Written request: In the data below, find each line containing the string "paper" and return it.
----------
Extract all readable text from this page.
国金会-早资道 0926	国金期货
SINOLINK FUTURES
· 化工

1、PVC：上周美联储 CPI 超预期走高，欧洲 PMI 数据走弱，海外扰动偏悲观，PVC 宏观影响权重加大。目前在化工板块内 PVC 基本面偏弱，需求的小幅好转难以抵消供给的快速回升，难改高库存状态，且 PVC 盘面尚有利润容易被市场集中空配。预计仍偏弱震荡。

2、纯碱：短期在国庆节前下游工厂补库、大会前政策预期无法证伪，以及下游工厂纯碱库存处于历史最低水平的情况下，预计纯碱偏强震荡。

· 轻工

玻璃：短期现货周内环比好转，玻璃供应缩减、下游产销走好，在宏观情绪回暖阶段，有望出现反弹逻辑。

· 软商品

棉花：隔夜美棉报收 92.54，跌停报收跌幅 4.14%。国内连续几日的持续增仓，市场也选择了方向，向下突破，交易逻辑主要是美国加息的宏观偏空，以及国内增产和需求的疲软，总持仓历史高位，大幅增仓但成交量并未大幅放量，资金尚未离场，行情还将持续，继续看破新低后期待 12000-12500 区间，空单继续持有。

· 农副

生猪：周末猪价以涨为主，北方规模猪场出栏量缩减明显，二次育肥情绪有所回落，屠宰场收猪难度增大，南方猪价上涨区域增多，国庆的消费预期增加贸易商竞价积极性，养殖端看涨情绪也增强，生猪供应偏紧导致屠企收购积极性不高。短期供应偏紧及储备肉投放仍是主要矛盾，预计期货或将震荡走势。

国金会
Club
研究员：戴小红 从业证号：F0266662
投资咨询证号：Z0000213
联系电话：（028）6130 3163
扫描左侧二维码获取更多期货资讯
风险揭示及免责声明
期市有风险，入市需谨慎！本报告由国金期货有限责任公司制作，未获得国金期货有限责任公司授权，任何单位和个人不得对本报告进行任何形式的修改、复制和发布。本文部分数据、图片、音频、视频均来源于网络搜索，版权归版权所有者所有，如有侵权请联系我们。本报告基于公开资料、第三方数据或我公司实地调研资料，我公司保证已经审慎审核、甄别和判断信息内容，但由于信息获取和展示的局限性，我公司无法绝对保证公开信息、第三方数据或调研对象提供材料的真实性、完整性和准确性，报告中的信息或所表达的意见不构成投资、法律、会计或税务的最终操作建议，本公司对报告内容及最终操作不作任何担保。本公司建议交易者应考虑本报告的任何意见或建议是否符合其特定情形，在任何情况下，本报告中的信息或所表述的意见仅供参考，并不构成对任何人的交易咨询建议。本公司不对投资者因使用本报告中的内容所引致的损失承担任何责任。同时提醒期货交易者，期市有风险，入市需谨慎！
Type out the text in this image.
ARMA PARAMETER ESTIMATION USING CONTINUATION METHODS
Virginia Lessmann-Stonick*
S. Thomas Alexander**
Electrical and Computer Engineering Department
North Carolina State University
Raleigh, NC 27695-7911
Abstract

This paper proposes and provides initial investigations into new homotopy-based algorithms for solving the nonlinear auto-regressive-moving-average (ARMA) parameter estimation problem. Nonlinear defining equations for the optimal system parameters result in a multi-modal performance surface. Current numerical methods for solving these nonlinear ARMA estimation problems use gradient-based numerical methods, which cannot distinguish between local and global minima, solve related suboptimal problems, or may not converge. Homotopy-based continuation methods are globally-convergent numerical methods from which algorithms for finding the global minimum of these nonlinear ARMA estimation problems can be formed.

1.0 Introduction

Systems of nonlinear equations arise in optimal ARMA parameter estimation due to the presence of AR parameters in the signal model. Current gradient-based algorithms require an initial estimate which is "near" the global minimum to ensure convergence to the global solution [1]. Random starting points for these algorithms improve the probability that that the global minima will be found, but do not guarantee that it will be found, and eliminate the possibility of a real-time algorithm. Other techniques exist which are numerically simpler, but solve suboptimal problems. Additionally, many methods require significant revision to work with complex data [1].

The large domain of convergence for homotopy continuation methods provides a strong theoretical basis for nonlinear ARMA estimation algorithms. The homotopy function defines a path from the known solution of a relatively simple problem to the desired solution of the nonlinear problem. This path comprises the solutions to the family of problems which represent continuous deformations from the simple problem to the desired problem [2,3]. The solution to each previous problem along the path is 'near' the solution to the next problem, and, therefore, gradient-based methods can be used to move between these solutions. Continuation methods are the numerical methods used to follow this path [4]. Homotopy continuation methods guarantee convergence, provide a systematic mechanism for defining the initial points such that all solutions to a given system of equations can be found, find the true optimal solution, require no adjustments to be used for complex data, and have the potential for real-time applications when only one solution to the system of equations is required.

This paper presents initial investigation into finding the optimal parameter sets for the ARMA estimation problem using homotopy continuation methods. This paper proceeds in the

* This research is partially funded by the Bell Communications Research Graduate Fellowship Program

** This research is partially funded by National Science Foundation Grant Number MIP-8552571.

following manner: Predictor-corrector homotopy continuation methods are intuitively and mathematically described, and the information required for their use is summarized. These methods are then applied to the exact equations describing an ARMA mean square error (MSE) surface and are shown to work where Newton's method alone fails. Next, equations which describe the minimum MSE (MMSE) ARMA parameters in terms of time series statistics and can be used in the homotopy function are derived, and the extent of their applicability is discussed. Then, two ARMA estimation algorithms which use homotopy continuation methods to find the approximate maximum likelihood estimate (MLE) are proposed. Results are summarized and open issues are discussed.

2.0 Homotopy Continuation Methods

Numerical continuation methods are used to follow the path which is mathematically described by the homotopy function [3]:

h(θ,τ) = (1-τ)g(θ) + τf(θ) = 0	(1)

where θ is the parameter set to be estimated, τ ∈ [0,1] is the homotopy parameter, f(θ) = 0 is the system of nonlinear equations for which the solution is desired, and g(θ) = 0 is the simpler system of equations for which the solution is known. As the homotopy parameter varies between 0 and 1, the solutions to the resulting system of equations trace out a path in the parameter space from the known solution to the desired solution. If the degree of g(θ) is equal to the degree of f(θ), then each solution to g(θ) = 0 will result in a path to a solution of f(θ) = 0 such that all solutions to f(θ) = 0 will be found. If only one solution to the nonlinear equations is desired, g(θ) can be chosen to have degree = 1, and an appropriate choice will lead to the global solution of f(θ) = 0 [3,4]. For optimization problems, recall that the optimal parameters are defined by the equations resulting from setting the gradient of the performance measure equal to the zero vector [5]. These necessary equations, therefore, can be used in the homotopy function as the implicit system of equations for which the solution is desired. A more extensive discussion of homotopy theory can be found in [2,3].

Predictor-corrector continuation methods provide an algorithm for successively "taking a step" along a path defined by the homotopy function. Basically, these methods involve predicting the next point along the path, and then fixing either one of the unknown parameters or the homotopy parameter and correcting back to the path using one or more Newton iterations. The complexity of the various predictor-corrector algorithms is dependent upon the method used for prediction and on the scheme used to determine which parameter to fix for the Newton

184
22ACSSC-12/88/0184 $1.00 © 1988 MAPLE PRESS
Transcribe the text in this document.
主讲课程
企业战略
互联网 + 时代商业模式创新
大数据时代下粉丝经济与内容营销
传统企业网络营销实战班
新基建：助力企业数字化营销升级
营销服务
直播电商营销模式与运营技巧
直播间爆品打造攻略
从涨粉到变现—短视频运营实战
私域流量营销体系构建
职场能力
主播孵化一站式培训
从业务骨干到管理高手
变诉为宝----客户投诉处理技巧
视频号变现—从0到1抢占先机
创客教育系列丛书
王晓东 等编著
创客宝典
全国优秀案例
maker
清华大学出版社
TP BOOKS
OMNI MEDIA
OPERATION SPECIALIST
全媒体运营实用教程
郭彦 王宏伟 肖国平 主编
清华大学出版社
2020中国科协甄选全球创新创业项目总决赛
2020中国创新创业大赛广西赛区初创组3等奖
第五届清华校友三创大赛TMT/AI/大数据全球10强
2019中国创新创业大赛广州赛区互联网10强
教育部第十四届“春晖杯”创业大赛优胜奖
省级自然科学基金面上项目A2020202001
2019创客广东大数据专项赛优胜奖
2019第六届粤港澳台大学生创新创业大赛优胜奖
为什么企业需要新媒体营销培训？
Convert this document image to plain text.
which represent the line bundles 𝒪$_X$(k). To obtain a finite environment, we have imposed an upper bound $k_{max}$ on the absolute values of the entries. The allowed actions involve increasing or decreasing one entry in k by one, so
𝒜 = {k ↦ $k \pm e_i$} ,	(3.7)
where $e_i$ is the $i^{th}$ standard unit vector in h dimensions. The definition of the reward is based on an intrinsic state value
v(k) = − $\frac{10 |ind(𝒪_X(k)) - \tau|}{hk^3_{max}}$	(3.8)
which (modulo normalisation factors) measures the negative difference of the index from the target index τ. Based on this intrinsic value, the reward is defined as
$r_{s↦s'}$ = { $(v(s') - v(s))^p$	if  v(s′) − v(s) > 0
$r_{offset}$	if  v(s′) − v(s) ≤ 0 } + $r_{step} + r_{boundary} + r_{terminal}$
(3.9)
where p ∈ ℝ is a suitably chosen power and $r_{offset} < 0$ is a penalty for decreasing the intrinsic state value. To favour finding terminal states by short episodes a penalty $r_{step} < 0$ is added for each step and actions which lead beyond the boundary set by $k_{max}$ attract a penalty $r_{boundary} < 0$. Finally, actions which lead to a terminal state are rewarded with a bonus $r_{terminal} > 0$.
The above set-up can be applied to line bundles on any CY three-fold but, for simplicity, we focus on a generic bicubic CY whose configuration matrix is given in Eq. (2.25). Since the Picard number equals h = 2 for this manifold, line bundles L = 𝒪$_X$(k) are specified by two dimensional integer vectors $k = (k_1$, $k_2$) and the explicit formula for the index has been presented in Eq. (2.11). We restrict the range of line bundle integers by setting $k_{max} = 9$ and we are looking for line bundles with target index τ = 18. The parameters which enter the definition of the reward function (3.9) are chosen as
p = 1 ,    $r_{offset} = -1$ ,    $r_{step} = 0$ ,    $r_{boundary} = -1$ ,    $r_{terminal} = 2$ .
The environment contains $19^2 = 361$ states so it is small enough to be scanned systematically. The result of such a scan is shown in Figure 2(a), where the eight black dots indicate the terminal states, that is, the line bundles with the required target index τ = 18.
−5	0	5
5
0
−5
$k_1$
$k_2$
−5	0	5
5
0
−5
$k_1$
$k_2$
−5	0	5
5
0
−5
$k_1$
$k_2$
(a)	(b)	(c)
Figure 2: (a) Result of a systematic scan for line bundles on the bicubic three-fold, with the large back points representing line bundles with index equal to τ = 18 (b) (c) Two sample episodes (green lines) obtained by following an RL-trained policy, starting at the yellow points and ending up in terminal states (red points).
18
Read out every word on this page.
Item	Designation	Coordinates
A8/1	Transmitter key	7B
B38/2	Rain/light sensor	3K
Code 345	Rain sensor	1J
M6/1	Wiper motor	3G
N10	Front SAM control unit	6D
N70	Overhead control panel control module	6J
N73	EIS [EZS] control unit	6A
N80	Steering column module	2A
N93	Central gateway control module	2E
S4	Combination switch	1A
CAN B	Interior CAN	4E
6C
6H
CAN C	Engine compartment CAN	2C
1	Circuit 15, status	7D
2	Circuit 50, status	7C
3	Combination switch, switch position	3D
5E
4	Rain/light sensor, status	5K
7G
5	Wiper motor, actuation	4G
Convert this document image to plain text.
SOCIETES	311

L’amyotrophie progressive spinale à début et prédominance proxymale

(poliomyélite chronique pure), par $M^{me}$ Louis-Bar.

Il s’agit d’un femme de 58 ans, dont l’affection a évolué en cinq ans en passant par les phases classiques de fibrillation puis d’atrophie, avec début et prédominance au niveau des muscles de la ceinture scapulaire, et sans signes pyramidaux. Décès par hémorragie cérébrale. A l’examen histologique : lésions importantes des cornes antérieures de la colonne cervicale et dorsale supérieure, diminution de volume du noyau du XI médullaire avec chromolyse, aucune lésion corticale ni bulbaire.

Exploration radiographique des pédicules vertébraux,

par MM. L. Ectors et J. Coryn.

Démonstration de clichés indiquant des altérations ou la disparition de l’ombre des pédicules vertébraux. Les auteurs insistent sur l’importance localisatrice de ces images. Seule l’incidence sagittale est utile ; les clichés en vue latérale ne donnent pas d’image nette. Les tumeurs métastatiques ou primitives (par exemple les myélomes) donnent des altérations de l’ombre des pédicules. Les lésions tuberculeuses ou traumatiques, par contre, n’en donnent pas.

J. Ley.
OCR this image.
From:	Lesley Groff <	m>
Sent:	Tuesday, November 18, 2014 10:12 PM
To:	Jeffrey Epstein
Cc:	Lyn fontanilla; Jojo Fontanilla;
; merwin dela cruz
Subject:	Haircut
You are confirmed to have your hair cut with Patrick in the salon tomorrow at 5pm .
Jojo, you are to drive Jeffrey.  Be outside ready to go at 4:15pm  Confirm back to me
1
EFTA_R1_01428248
----------
Expected answer:
This paper proposes and provides initial investigations into new homotopy-based algorithms for solving the nonlinear auto-regressive-moving-average (ARMA) parameter estimation problem. Nonlinear defining equations for the optimal system parameters result in a multi-modal performance surface. Current numerical methods for solving these nonlinear ARMA estimation problems use gradient-based numerical methods, which cannot distinguish between local and global minima, solve related suboptimal problems, or may not converge. Homotopy-based continuation methods are globally-convergent numerical methods from which algorithms for finding the global minimum of these nonlinear ARMA estimation problems can be formed.
This paper presents initial investigation into finding the optimal parameter sets for the ARMA estimation problem using homotopy continuation methods. This paper proceeds in the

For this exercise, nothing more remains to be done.